SOURCE RECORDS =
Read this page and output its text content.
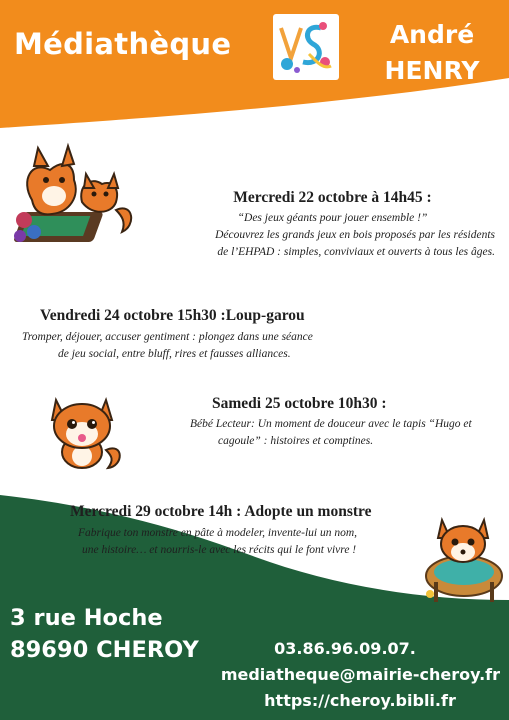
Médiathèque	André
HENRY
Mercredi 22 octobre à 14h45 :
“Des jeux géants pour jouer ensemble !”
Découvrez les grands jeux en bois proposés par les résidents
de l’EHPAD : simples, conviviaux et ouverts à tous les âges.
Vendredi 24 octobre 15h30 :Loup-garou
Tromper, déjouer, accuser gentiment : plongez dans une séance
de jeu social, entre bluff, rires et fausses alliances.
Samedi 25 octobre 10h30 :
Bébé Lecteur: Un moment de douceur avec le tapis “Hugo et
cagoule” : histoires et comptines.
Mercredi 29 octobre 14h : Adopte un monstre
Fabrique ton monstre en pâte à modeler, invente-lui un nom,
une histoire… et nourris-le avec les récits qui le font vivre !
3 rue Hoche
89690 CHEROY	03.86.96.09.07.
mediatheque@mairie-cheroy.fr
https://cheroy.bibli.fr
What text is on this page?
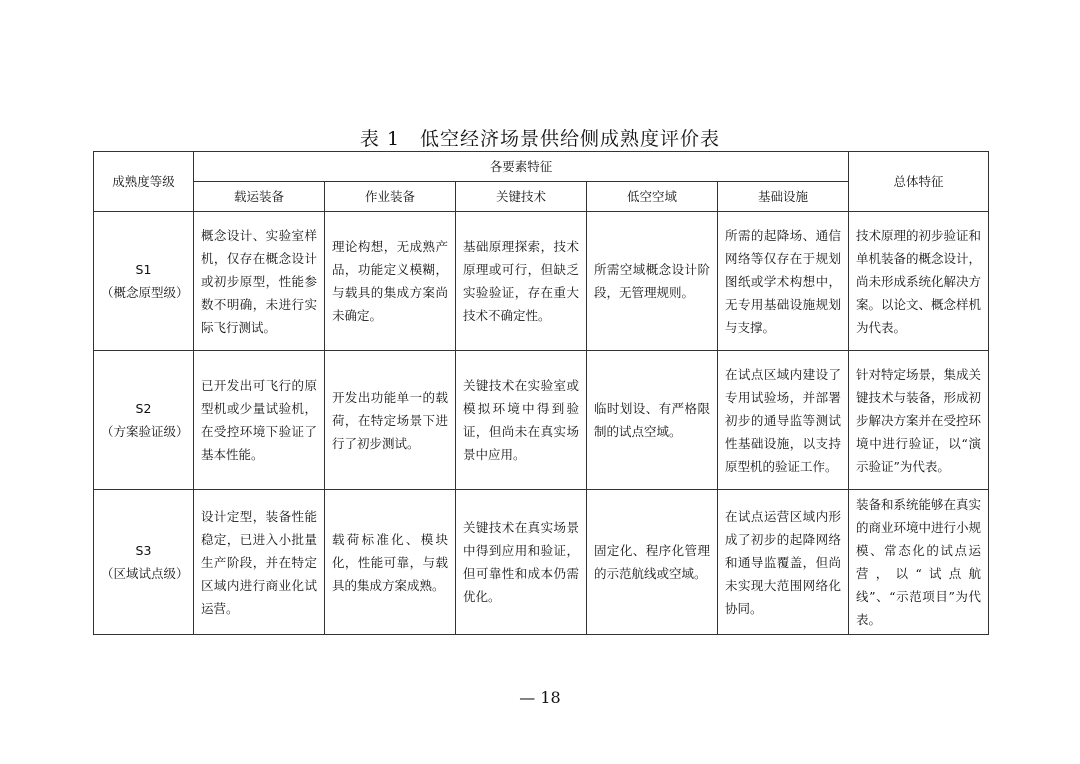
表 1　低空经济场景供给侧成熟度评价表
成熟度等级	各要素特征					总体特征
	载运装备	作业装备	关键技术	低空空域	基础设施	

S1
（概念原型级）	概念设计、实验室样机，仅存在概念设计或初步原型，性能参数不明确，未进行实际飞行测试。	理论构想，无成熟产品，功能定义模糊，与载具的集成方案尚未确定。	基础原理探索，技术原理或可行，但缺乏实验验证，存在重大技术不确定性。	所需空域概念设计阶段，无管理规则。	所需的起降场、通信网络等仅存在于规划图纸或学术构想中，无专用基础设施规划与支撑。	技术原理的初步验证和单机装备的概念设计，尚未形成系统化解决方案。以论文、概念样机为代表。

S2
（方案验证级）	已开发出可飞行的原型机或少量试验机，在受控环境下验证了基本性能。	开发出功能单一的载荷，在特定场景下进行了初步测试。	关键技术在实验室或模拟环境中得到验证，但尚未在真实场景中应用。	临时划设、有严格限制的试点空域。	在试点区域内建设了专用试验场，并部署初步的通导监等测试性基础设施，以支持原型机的验证工作。	针对特定场景，集成关键技术与装备，形成初步解决方案并在受控环境中进行验证，以“演示验证”为代表。

S3
（区域试点级）	设计定型，装备性能稳定，已进入小批量生产阶段，并在特定区域内进行商业化试运营。	载荷标准化、模块化，性能可靠，与载具的集成方案成熟。	关键技术在真实场景中得到应用和验证，但可靠性和成本仍需优化。	固定化、程序化管理的示范航线或空域。	在试点运营区域内形成了初步的起降网络和通导监覆盖，但尚未实现大范围网络化协同。	装备和系统能够在真实的商业环境中进行小规模、常态化的试点运营，以“试点航线”、“示范项目”为代表。
— 18
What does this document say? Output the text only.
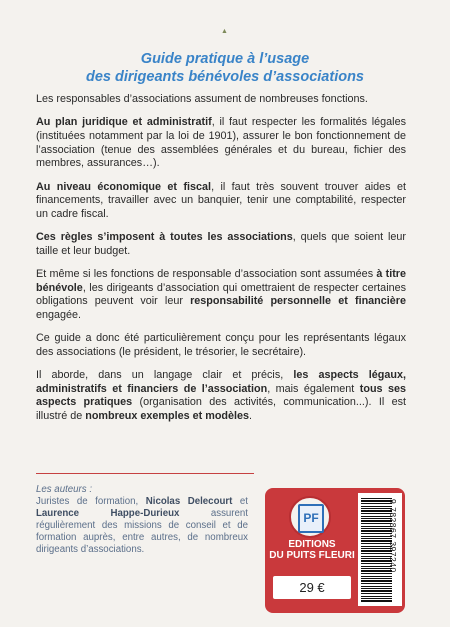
▲
Guide pratique à l’usage
des dirigeants bénévoles d’associations

Les responsables d’associations assument de nombreuses fonctions.

Au plan juridique et administratif, il faut respecter les formalités légales (instituées notamment par la loi de 1901), assurer le bon fonctionnement de l’association (tenue des assemblées générales et du bureau, fichier des membres, assurances…).

Au niveau économique et fiscal, il faut très souvent trouver aides et financements, travailler avec un banquier, tenir une comptabilité, respecter un cadre fiscal.

Ces règles s’imposent à toutes les associations, quels que soient leur taille et leur budget.

Et même si les fonctions de responsable d’association sont assumées à titre bénévole, les dirigeants d’association qui omettraient de respecter certaines obligations peuvent voir leur responsabilité personnelle et financière engagée.

Ce guide a donc été particulièrement conçu pour les représentants légaux des associations (le président, le trésorier, le secrétaire).

Il aborde, dans un langage clair et précis, les aspects légaux, administratifs et financiers de l’association, mais également tous ses aspects pratiques (organisation des activités, communication...). Il est illustré de nombreux exemples et modèles.

Les auteurs :

Juristes de formation, Nicolas Delecourt et Laurence Happe-Durieux assurent régulièrement des missions de conseil et de formation auprès, entre autres, de nombreux dirigeants d’associations.

PF
EDITIONS
DU PUITS FLEURI
29 €
9 782867 397240
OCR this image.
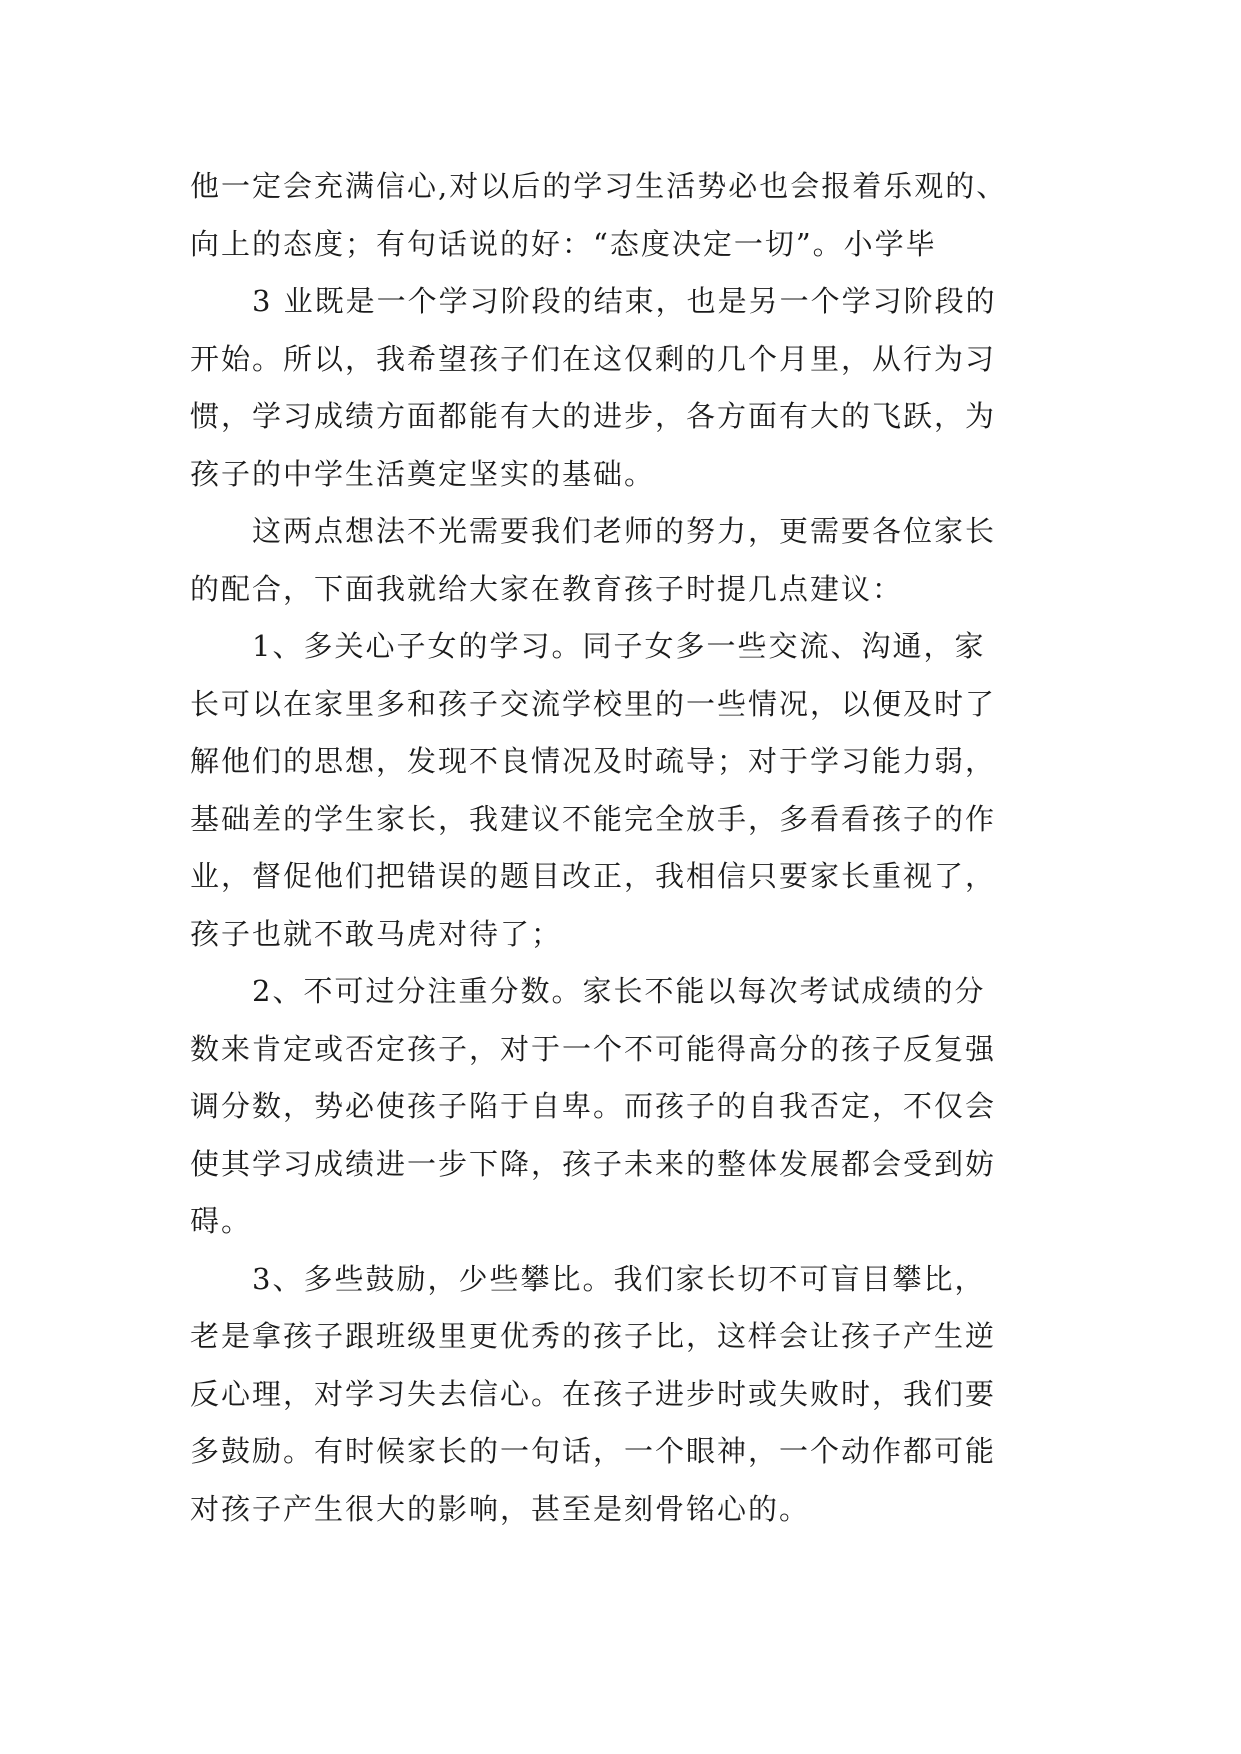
他一定会充满信心,对以后的学习生活势必也会报着乐观的、
向上的态度；有句话说的好：“态度决定一切”。小学毕
3 业既是一个学习阶段的结束，也是另一个学习阶段的
开始。所以，我希望孩子们在这仅剩的几个月里，从行为习
惯，学习成绩方面都能有大的进步，各方面有大的飞跃，为
孩子的中学生活奠定坚实的基础。
这两点想法不光需要我们老师的努力，更需要各位家长
的配合，下面我就给大家在教育孩子时提几点建议：
1、多关心子女的学习。同子女多一些交流、沟通，家
长可以在家里多和孩子交流学校里的一些情况，以便及时了
解他们的思想，发现不良情况及时疏导；对于学习能力弱，
基础差的学生家长，我建议不能完全放手，多看看孩子的作
业，督促他们把错误的题目改正，我相信只要家长重视了，
孩子也就不敢马虎对待了；
2、不可过分注重分数。家长不能以每次考试成绩的分
数来肯定或否定孩子，对于一个不可能得高分的孩子反复强
调分数，势必使孩子陷于自卑。而孩子的自我否定，不仅会
使其学习成绩进一步下降，孩子未来的整体发展都会受到妨
碍。
3、多些鼓励，少些攀比。我们家长切不可盲目攀比，
老是拿孩子跟班级里更优秀的孩子比，这样会让孩子产生逆
反心理，对学习失去信心。在孩子进步时或失败时，我们要
多鼓励。有时候家长的一句话，一个眼神，一个动作都可能
对孩子产生很大的影响，甚至是刻骨铭心的。
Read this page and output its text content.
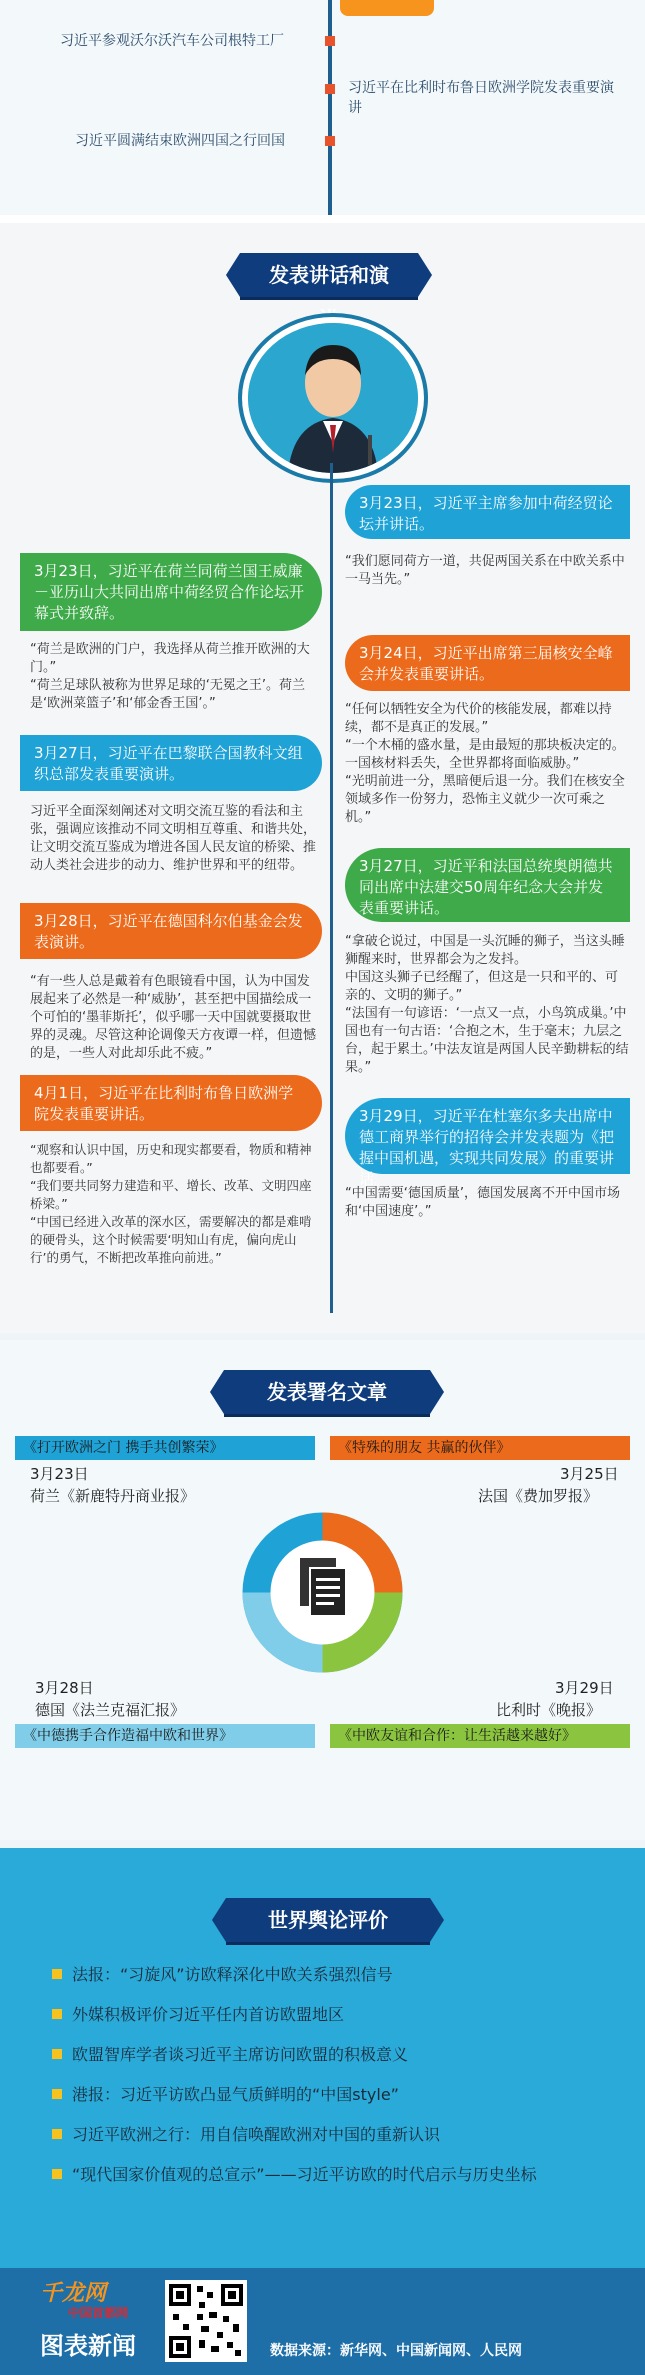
习近平参观沃尔沃汽车公司根特工厂
习近平在比利时布鲁日欧洲学院发表重要演讲
习近平圆满结束欧洲四国之行回国
发表讲话和演
3月23日，习近平主席参加中荷经贸论坛并讲话。
“我们愿同荷方一道，共促两国关系在中欧关系中一马当先。”
3月23日，习近平在荷兰同荷兰国王威廉－亚历山大共同出席中荷经贸合作论坛开幕式并致辞。
“荷兰是欧洲的门户，我选择从荷兰推开欧洲的大门。”
“荷兰足球队被称为世界足球的‘无冕之王’。荷兰是‘欧洲菜篮子’和‘郁金香王国’。”
3月24日，习近平出席第三届核安全峰会并发表重要讲话。
“任何以牺牲安全为代价的核能发展，都难以持续，都不是真正的发展。”
“一个木桶的盛水量，是由最短的那块板决定的。一国核材料丢失，全世界都将面临威胁。”
“光明前进一分，黑暗便后退一分。我们在核安全领域多作一份努力，恐怖主义就少一次可乘之机。”
3月27日，习近平在巴黎联合国教科文组织总部发表重要演讲。
习近平全面深刻阐述对文明交流互鉴的看法和主张，强调应该推动不同文明相互尊重、和谐共处，让文明交流互鉴成为增进各国人民友谊的桥梁、推动人类社会进步的动力、维护世界和平的纽带。	3月27日，习近平和法国总统奥朗德共同出席中法建交50周年纪念大会并发表重要讲话。
“拿破仑说过，中国是一头沉睡的狮子，当这头睡狮醒来时，世界都会为之发抖。
中国这头狮子已经醒了，但这是一只和平的、可亲的、文明的狮子。”
“法国有一句谚语：‘一点又一点，小鸟筑成巢。’中国也有一句古语：‘合抱之木，生于毫末；九层之台，起于累土。’中法友谊是两国人民辛勤耕耘的结果。”
3月28日，习近平在德国科尔伯基金会发表演讲。
“有一些人总是戴着有色眼镜看中国，认为中国发展起来了必然是一种‘威胁’，甚至把中国描绘成一个可怕的‘墨菲斯托’，似乎哪一天中国就要摄取世界的灵魂。尽管这种论调像天方夜谭一样，但遗憾的是，一些人对此却乐此不疲。”
3月29日，习近平在杜塞尔多夫出席中德工商界举行的招待会并发表题为《把握中国机遇，实现共同发展》的重要讲话。
“中国需要‘德国质量’，德国发展离不开中国市场和‘中国速度’。”
4月1日，习近平在比利时布鲁日欧洲学院发表重要讲话。
“观察和认识中国，历史和现实都要看，物质和精神也都要看。”
“我们要共同努力建造和平、增长、改革、文明四座桥梁。”
“中国已经进入改革的深水区，需要解决的都是难啃的硬骨头，这个时候需要‘明知山有虎，偏向虎山行’的勇气，不断把改革推向前进。”
发表署名文章
《打开欧洲之门 携手共创繁荣》
3月23日
荷兰《新鹿特丹商业报》
《特殊的朋友 共赢的伙伴》
3月25日
法国《费加罗报》
3月28日
德国《法兰克福汇报》
《中德携手合作造福中欧和世界》
3月29日
比利时《晚报》
《中欧友谊和合作：让生活越来越好》
世界舆论评价
法报：“习旋风”访欧释深化中欧关系强烈信号
外媒积极评价习近平任内首访欧盟地区
欧盟智库学者谈习近平主席访问欧盟的积极意义
港报：习近平访欧凸显气质鲜明的“中国style”
习近平欧洲之行：用自信唤醒欧洲对中国的重新认识
“现代国家价值观的总宣示”——习近平访欧的时代启示与历史坐标
千龙网
中国首都网
图表新闻	数据来源：新华网、中国新闻网、人民网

TASK PROMPT = Write down the number of lines where the word "this" appears, and nothing further.

TASK SOLUTION = 5